- _Goal of the exercise_: Reproduce all entries verbatim, with nothing added or dropped.
<<<<
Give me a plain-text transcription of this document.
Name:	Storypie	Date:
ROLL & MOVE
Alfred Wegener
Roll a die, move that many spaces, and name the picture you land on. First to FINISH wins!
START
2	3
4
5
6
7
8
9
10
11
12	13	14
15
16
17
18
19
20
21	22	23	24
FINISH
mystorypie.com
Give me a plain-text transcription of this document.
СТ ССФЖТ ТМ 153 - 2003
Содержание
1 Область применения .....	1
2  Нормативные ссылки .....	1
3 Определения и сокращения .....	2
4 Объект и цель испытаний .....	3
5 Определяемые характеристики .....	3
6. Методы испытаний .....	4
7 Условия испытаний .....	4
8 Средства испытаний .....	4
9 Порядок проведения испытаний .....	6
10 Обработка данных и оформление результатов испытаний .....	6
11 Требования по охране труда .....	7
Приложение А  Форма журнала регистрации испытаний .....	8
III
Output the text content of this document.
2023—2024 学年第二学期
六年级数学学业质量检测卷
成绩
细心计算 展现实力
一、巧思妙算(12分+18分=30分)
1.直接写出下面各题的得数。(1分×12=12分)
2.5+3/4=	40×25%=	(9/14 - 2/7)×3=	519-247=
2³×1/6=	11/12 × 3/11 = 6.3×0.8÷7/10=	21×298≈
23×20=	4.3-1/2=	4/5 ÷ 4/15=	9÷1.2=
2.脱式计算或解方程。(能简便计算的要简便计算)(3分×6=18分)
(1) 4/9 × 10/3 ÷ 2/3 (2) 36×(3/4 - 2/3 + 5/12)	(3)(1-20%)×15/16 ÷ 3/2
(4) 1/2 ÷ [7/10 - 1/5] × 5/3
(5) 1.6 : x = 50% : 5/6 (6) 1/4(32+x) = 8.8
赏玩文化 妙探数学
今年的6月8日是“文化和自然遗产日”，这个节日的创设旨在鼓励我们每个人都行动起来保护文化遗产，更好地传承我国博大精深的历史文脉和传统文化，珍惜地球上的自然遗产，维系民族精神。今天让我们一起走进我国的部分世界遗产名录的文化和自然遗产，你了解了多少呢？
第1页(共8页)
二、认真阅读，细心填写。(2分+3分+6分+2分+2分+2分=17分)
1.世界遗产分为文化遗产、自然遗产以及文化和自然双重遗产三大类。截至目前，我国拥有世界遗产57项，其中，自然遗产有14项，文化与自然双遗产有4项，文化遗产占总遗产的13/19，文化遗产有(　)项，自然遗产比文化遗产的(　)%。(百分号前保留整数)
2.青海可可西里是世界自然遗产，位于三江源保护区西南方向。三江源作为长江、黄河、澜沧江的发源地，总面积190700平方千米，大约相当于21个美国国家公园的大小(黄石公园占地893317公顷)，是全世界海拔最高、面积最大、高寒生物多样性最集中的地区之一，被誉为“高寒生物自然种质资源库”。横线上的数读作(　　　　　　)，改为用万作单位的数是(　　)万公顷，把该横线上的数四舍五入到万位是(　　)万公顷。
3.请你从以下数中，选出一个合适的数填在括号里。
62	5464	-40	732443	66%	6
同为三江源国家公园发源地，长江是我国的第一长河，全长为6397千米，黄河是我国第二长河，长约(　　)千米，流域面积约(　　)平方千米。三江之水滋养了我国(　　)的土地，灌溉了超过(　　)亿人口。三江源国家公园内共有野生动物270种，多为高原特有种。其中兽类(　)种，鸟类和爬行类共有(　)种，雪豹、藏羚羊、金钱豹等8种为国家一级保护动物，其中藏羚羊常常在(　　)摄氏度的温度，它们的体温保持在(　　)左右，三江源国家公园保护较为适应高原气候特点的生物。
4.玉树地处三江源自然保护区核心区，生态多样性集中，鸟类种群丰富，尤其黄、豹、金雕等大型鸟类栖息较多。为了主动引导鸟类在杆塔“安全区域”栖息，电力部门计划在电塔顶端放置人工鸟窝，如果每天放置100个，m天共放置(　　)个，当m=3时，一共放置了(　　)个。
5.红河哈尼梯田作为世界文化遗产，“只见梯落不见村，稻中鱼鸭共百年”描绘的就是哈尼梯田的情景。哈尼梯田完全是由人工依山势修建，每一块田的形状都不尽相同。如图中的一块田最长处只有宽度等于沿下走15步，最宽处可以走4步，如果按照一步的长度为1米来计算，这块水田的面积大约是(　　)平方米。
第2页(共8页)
>>>>
- _Output of the task_:
Give me a plain-text transcription of this document.
Name:	Storypie	Date:
ROLL & MOVE
Alfred Wegener
Roll a die, move that many spaces, and name the picture you land on. First to FINISH wins!
START
2	3
4
5
6
7
8
9
10
11
12	13	14
15
16
17
18
19
20
21	22	23	24
FINISH
mystorypie.com
Give me a plain-text transcription of this document.
СТ ССФЖТ ТМ 153 - 2003
Содержание
1 Область применения .....	1
2  Нормативные ссылки .....	1
3 Определения и сокращения .....	2
4 Объект и цель испытаний .....	3
5 Определяемые характеристики .....	3
6. Методы испытаний .....	4
7 Условия испытаний .....	4
8 Средства испытаний .....	4
9 Порядок проведения испытаний .....	6
10 Обработка данных и оформление результатов испытаний .....	6
11 Требования по охране труда .....	7
Приложение А  Форма журнала регистрации испытаний .....	8
III
Output the text content of this document.
2023—2024 学年第二学期
六年级数学学业质量检测卷
成绩
细心计算 展现实力
一、巧思妙算(12分+18分=30分)
1.直接写出下面各题的得数。(1分×12=12分)
2.5+3/4=	40×25%=	(9/14 - 2/7)×3=	519-247=
2³×1/6=	11/12 × 3/11 = 6.3×0.8÷7/10=	21×298≈
23×20=	4.3-1/2=	4/5 ÷ 4/15=	9÷1.2=
2.脱式计算或解方程。(能简便计算的要简便计算)(3分×6=18分)
(1) 4/9 × 10/3 ÷ 2/3 (2) 36×(3/4 - 2/3 + 5/12)	(3)(1-20%)×15/16 ÷ 3/2
(4) 1/2 ÷ [7/10 - 1/5] × 5/3
(5) 1.6 : x = 50% : 5/6 (6) 1/4(32+x) = 8.8
赏玩文化 妙探数学
今年的6月8日是“文化和自然遗产日”，这个节日的创设旨在鼓励我们每个人都行动起来保护文化遗产，更好地传承我国博大精深的历史文脉和传统文化，珍惜地球上的自然遗产，维系民族精神。今天让我们一起走进我国的部分世界遗产名录的文化和自然遗产，你了解了多少呢？
第1页(共8页)
二、认真阅读，细心填写。(2分+3分+6分+2分+2分+2分=17分)
1.世界遗产分为文化遗产、自然遗产以及文化和自然双重遗产三大类。截至目前，我国拥有世界遗产57项，其中，自然遗产有14项，文化与自然双遗产有4项，文化遗产占总遗产的13/19，文化遗产有(　)项，自然遗产比文化遗产的(　)%。(百分号前保留整数)
2.青海可可西里是世界自然遗产，位于三江源保护区西南方向。三江源作为长江、黄河、澜沧江的发源地，总面积190700平方千米，大约相当于21个美国国家公园的大小(黄石公园占地893317公顷)，是全世界海拔最高、面积最大、高寒生物多样性最集中的地区之一，被誉为“高寒生物自然种质资源库”。横线上的数读作(　　　　　　)，改为用万作单位的数是(　　)万公顷，把该横线上的数四舍五入到万位是(　　)万公顷。
3.请你从以下数中，选出一个合适的数填在括号里。
62	5464	-40	732443	66%	6
同为三江源国家公园发源地，长江是我国的第一长河，全长为6397千米，黄河是我国第二长河，长约(　　)千米，流域面积约(　　)平方千米。三江之水滋养了我国(　　)的土地，灌溉了超过(　　)亿人口。三江源国家公园内共有野生动物270种，多为高原特有种。其中兽类(　)种，鸟类和爬行类共有(　)种，雪豹、藏羚羊、金钱豹等8种为国家一级保护动物，其中藏羚羊常常在(　　)摄氏度的温度，它们的体温保持在(　　)左右，三江源国家公园保护较为适应高原气候特点的生物。
4.玉树地处三江源自然保护区核心区，生态多样性集中，鸟类种群丰富，尤其黄、豹、金雕等大型鸟类栖息较多。为了主动引导鸟类在杆塔“安全区域”栖息，电力部门计划在电塔顶端放置人工鸟窝，如果每天放置100个，m天共放置(　　)个，当m=3时，一共放置了(　　)个。
5.红河哈尼梯田作为世界文化遗产，“只见梯落不见村，稻中鱼鸭共百年”描绘的就是哈尼梯田的情景。哈尼梯田完全是由人工依山势修建，每一块田的形状都不尽相同。如图中的一块田最长处只有宽度等于沿下走15步，最宽处可以走4步，如果按照一步的长度为1米来计算，这块水田的面积大约是(　　)平方米。
第2页(共8页)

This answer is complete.